### What you should do:
Write the records out again exactly, leaving no images in.
===== The input
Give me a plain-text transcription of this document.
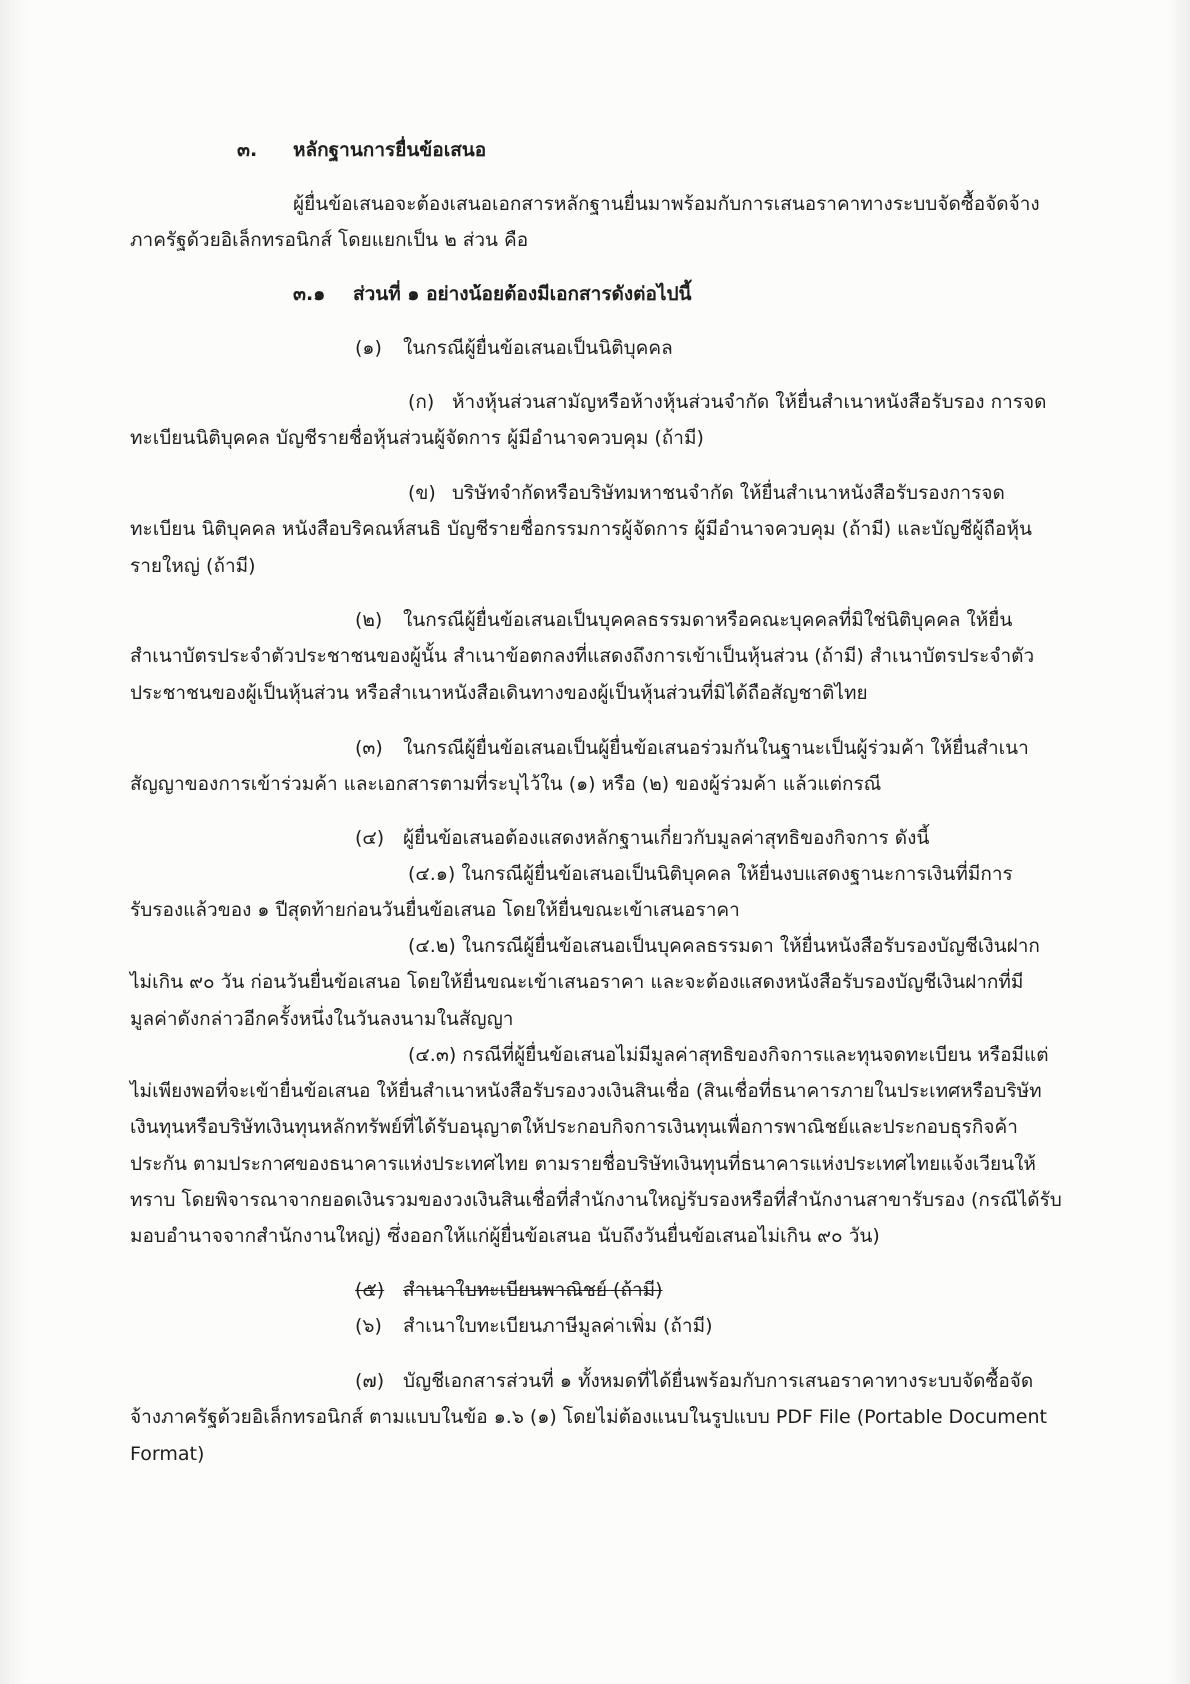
๓. หลักฐานการยื่นข้อเสนอ
ผู้ยื่นข้อเสนอจะต้องเสนอเอกสารหลักฐานยื่นมาพร้อมกับการเสนอราคาทางระบบจัดซื้อจัดจ้าง
ภาครัฐด้วยอิเล็กทรอนิกส์ โดยแยกเป็น ๒ ส่วน คือ
๓.๑ ส่วนที่ ๑ อย่างน้อยต้องมีเอกสารดังต่อไปนี้
(๑) ในกรณีผู้ยื่นข้อเสนอเป็นนิติบุคคล
(ก) ห้างหุ้นส่วนสามัญหรือห้างหุ้นส่วนจำกัด ให้ยื่นสำเนาหนังสือรับรอง การจด
ทะเบียนนิติบุคคล บัญชีรายชื่อหุ้นส่วนผู้จัดการ ผู้มีอำนาจควบคุม (ถ้ามี)
(ข) บริษัทจำกัดหรือบริษัทมหาชนจำกัด ให้ยื่นสำเนาหนังสือรับรองการจด
ทะเบียน นิติบุคคล หนังสือบริคณห์สนธิ บัญชีรายชื่อกรรมการผู้จัดการ ผู้มีอำนาจควบคุม (ถ้ามี) และบัญชีผู้ถือหุ้น
รายใหญ่ (ถ้ามี)
(๒) ในกรณีผู้ยื่นข้อเสนอเป็นบุคคลธรรมดาหรือคณะบุคคลที่มิใช่นิติบุคคล ให้ยื่น
สำเนาบัตรประจำตัวประชาชนของผู้นั้น สำเนาข้อตกลงที่แสดงถึงการเข้าเป็นหุ้นส่วน (ถ้ามี) สำเนาบัตรประจำตัว
ประชาชนของผู้เป็นหุ้นส่วน หรือสำเนาหนังสือเดินทางของผู้เป็นหุ้นส่วนที่มิได้ถือสัญชาติไทย
(๓) ในกรณีผู้ยื่นข้อเสนอเป็นผู้ยื่นข้อเสนอร่วมกันในฐานะเป็นผู้ร่วมค้า ให้ยื่นสำเนา
สัญญาของการเข้าร่วมค้า และเอกสารตามที่ระบุไว้ใน (๑) หรือ (๒) ของผู้ร่วมค้า แล้วแต่กรณี
(๔) ผู้ยื่นข้อเสนอต้องแสดงหลักฐานเกี่ยวกับมูลค่าสุทธิของกิจการ ดังนี้
(๔.๑) ในกรณีผู้ยื่นข้อเสนอเป็นนิติบุคคล ให้ยื่นงบแสดงฐานะการเงินที่มีการ
รับรองแล้วของ ๑ ปีสุดท้ายก่อนวันยื่นข้อเสนอ โดยให้ยื่นขณะเข้าเสนอราคา
(๔.๒) ในกรณีผู้ยื่นข้อเสนอเป็นบุคคลธรรมดา ให้ยื่นหนังสือรับรองบัญชีเงินฝาก
ไม่เกิน ๙๐ วัน ก่อนวันยื่นข้อเสนอ โดยให้ยื่นขณะเข้าเสนอราคา และจะต้องแสดงหนังสือรับรองบัญชีเงินฝากที่มี
มูลค่าดังกล่าวอีกครั้งหนึ่งในวันลงนามในสัญญา
(๔.๓) กรณีที่ผู้ยื่นข้อเสนอไม่มีมูลค่าสุทธิของกิจการและทุนจดทะเบียน หรือมีแต่
ไม่เพียงพอที่จะเข้ายื่นข้อเสนอ ให้ยื่นสำเนาหนังสือรับรองวงเงินสินเชื่อ (สินเชื่อที่ธนาคารภายในประเทศหรือบริษัท
เงินทุนหรือบริษัทเงินทุนหลักทรัพย์ที่ได้รับอนุญาตให้ประกอบกิจการเงินทุนเพื่อการพาณิชย์และประกอบธุรกิจค้า
ประกัน ตามประกาศของธนาคารแห่งประเทศไทย ตามรายชื่อบริษัทเงินทุนที่ธนาคารแห่งประเทศไทยแจ้งเวียนให้
ทราบ โดยพิจารณาจากยอดเงินรวมของวงเงินสินเชื่อที่สำนักงานใหญ่รับรองหรือที่สำนักงานสาขารับรอง (กรณีได้รับ
มอบอำนาจจากสำนักงานใหญ่) ซึ่งออกให้แก่ผู้ยื่นข้อเสนอ นับถึงวันยื่นข้อเสนอไม่เกิน ๙๐ วัน)
(๕) สำเนาใบทะเบียนพาณิชย์ (ถ้ามี)
(๖) สำเนาใบทะเบียนภาษีมูลค่าเพิ่ม (ถ้ามี)
(๗) บัญชีเอกสารส่วนที่ ๑ ทั้งหมดที่ได้ยื่นพร้อมกับการเสนอราคาทางระบบจัดซื้อจัด
จ้างภาครัฐด้วยอิเล็กทรอนิกส์ ตามแบบในข้อ ๑.๖ (๑) โดยไม่ต้องแนบในรูปแบบ PDF File (Portable Document
Format)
==========
### Answer for the task:
Give me a plain-text transcription of this document.
๓. หลักฐานการยื่นข้อเสนอ
ผู้ยื่นข้อเสนอจะต้องเสนอเอกสารหลักฐานยื่นมาพร้อมกับการเสนอราคาทางระบบจัดซื้อจัดจ้าง
ภาครัฐด้วยอิเล็กทรอนิกส์ โดยแยกเป็น ๒ ส่วน คือ
๓.๑ ส่วนที่ ๑ อย่างน้อยต้องมีเอกสารดังต่อไปนี้
(๑) ในกรณีผู้ยื่นข้อเสนอเป็นนิติบุคคล
(ก) ห้างหุ้นส่วนสามัญหรือห้างหุ้นส่วนจำกัด ให้ยื่นสำเนาหนังสือรับรอง การจด
ทะเบียนนิติบุคคล บัญชีรายชื่อหุ้นส่วนผู้จัดการ ผู้มีอำนาจควบคุม (ถ้ามี)
(ข) บริษัทจำกัดหรือบริษัทมหาชนจำกัด ให้ยื่นสำเนาหนังสือรับรองการจด
ทะเบียน นิติบุคคล หนังสือบริคณห์สนธิ บัญชีรายชื่อกรรมการผู้จัดการ ผู้มีอำนาจควบคุม (ถ้ามี) และบัญชีผู้ถือหุ้น
รายใหญ่ (ถ้ามี)
(๒) ในกรณีผู้ยื่นข้อเสนอเป็นบุคคลธรรมดาหรือคณะบุคคลที่มิใช่นิติบุคคล ให้ยื่น
สำเนาบัตรประจำตัวประชาชนของผู้นั้น สำเนาข้อตกลงที่แสดงถึงการเข้าเป็นหุ้นส่วน (ถ้ามี) สำเนาบัตรประจำตัว
ประชาชนของผู้เป็นหุ้นส่วน หรือสำเนาหนังสือเดินทางของผู้เป็นหุ้นส่วนที่มิได้ถือสัญชาติไทย
(๓) ในกรณีผู้ยื่นข้อเสนอเป็นผู้ยื่นข้อเสนอร่วมกันในฐานะเป็นผู้ร่วมค้า ให้ยื่นสำเนา
สัญญาของการเข้าร่วมค้า และเอกสารตามที่ระบุไว้ใน (๑) หรือ (๒) ของผู้ร่วมค้า แล้วแต่กรณี
(๔) ผู้ยื่นข้อเสนอต้องแสดงหลักฐานเกี่ยวกับมูลค่าสุทธิของกิจการ ดังนี้
(๔.๑) ในกรณีผู้ยื่นข้อเสนอเป็นนิติบุคคล ให้ยื่นงบแสดงฐานะการเงินที่มีการ
รับรองแล้วของ ๑ ปีสุดท้ายก่อนวันยื่นข้อเสนอ โดยให้ยื่นขณะเข้าเสนอราคา
(๔.๒) ในกรณีผู้ยื่นข้อเสนอเป็นบุคคลธรรมดา ให้ยื่นหนังสือรับรองบัญชีเงินฝาก
ไม่เกิน ๙๐ วัน ก่อนวันยื่นข้อเสนอ โดยให้ยื่นขณะเข้าเสนอราคา และจะต้องแสดงหนังสือรับรองบัญชีเงินฝากที่มี
มูลค่าดังกล่าวอีกครั้งหนึ่งในวันลงนามในสัญญา
(๔.๓) กรณีที่ผู้ยื่นข้อเสนอไม่มีมูลค่าสุทธิของกิจการและทุนจดทะเบียน หรือมีแต่
ไม่เพียงพอที่จะเข้ายื่นข้อเสนอ ให้ยื่นสำเนาหนังสือรับรองวงเงินสินเชื่อ (สินเชื่อที่ธนาคารภายในประเทศหรือบริษัท
เงินทุนหรือบริษัทเงินทุนหลักทรัพย์ที่ได้รับอนุญาตให้ประกอบกิจการเงินทุนเพื่อการพาณิชย์และประกอบธุรกิจค้า
ประกัน ตามประกาศของธนาคารแห่งประเทศไทย ตามรายชื่อบริษัทเงินทุนที่ธนาคารแห่งประเทศไทยแจ้งเวียนให้
ทราบ โดยพิจารณาจากยอดเงินรวมของวงเงินสินเชื่อที่สำนักงานใหญ่รับรองหรือที่สำนักงานสาขารับรอง (กรณีได้รับ
มอบอำนาจจากสำนักงานใหญ่) ซึ่งออกให้แก่ผู้ยื่นข้อเสนอ นับถึงวันยื่นข้อเสนอไม่เกิน ๙๐ วัน)
(๕) สำเนาใบทะเบียนพาณิชย์ (ถ้ามี)
(๖) สำเนาใบทะเบียนภาษีมูลค่าเพิ่ม (ถ้ามี)
(๗) บัญชีเอกสารส่วนที่ ๑ ทั้งหมดที่ได้ยื่นพร้อมกับการเสนอราคาทางระบบจัดซื้อจัด
จ้างภาครัฐด้วยอิเล็กทรอนิกส์ ตามแบบในข้อ ๑.๖ (๑) โดยไม่ต้องแนบในรูปแบบ PDF File (Portable Document
Format)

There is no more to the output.